PAGE EXCERPT>
House debates

Tuesday, 28 March 2006

Matters of Public Importance

Workplace Relations

5:33 pm

Photo of Phillip BarresiPhillip Barresi (Deakin, Liberal Party) Share this | Hansard source

What a lazy contribution to this debate from the member for Perth. It was a speech that has been dusted off from the previous time that this exact MPI came to this House. There was nothing new in that contribution at all—same MPI, same speech. Why do we have this MPI today? There is only one reason, and that is that the ALP have been told to muscle up. They have been told, ‘Get your acts together or we’re going to review your support.’ That is the only reason why this MPI is on today.

And they are slow learners. Yesterday was a great opportunity for the Australian Labor Party to learn from a statesman of the quality of Tony Blair what the United Kingdom Labour Party has done. Why is it that the United Kingdom has in the last 10 or 15 years continued to progress in leaps and bounds? Why is it that the Australian Labor Party is in fact trying to take us back down a road of making sure that the flexibility that has been introduced over the last few years will be reversed by their tearing up of the work choices legislation?

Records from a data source

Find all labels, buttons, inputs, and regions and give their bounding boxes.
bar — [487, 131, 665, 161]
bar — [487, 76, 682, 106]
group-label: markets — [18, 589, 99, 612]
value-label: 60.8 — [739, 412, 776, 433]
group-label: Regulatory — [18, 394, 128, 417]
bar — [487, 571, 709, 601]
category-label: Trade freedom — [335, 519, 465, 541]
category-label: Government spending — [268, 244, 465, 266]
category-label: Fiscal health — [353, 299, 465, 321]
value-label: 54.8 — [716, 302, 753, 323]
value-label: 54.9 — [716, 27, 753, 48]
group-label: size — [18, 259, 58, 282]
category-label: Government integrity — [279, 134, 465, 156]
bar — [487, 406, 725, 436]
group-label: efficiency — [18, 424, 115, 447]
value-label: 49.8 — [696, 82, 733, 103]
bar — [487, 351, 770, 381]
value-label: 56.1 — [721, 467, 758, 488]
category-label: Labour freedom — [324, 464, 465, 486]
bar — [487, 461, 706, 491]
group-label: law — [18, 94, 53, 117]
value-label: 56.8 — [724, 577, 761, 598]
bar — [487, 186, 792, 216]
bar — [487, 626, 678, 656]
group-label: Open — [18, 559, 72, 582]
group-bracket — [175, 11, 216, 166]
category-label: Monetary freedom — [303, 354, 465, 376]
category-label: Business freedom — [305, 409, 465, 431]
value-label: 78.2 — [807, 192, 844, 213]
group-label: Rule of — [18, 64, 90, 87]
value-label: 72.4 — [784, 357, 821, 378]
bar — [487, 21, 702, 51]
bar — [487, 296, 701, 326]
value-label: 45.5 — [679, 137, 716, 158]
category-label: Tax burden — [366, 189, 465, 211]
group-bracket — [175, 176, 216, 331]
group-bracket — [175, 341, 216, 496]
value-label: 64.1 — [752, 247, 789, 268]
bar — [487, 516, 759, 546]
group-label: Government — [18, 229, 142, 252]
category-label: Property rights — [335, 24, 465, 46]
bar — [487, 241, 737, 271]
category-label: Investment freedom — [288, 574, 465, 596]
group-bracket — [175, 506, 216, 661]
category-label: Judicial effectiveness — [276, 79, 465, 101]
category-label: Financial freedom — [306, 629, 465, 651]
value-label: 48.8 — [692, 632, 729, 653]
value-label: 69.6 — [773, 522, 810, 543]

SET PROBLEM>
Copy out the whole House debate excerpt on workplace relations above, word for word.

RESPONSE FOR THIS EXERCISE>
House debates

Tuesday, 28 March 2006

Matters of Public Importance

Workplace Relations

5:33 pm

Photo of Phillip BarresiPhillip Barresi (Deakin, Liberal Party) Share this | Hansard source

What a lazy contribution to this debate from the member for Perth. It was a speech that has been dusted off from the previous time that this exact MPI came to this House. There was nothing new in that contribution at all—same MPI, same speech. Why do we have this MPI today? There is only one reason, and that is that the ALP have been told to muscle up. They have been told, ‘Get your acts together or we’re going to review your support.’ That is the only reason why this MPI is on today.

And they are slow learners. Yesterday was a great opportunity for the Australian Labor Party to learn from a statesman of the quality of Tony Blair what the United Kingdom Labour Party has done. Why is it that the United Kingdom has in the last 10 or 15 years continued to progress in leaps and bounds? Why is it that the Australian Labor Party is in fact trying to take us back down a road of making sure that the flexibility that has been introduced over the last few years will be reversed by their tearing up of the work choices legislation?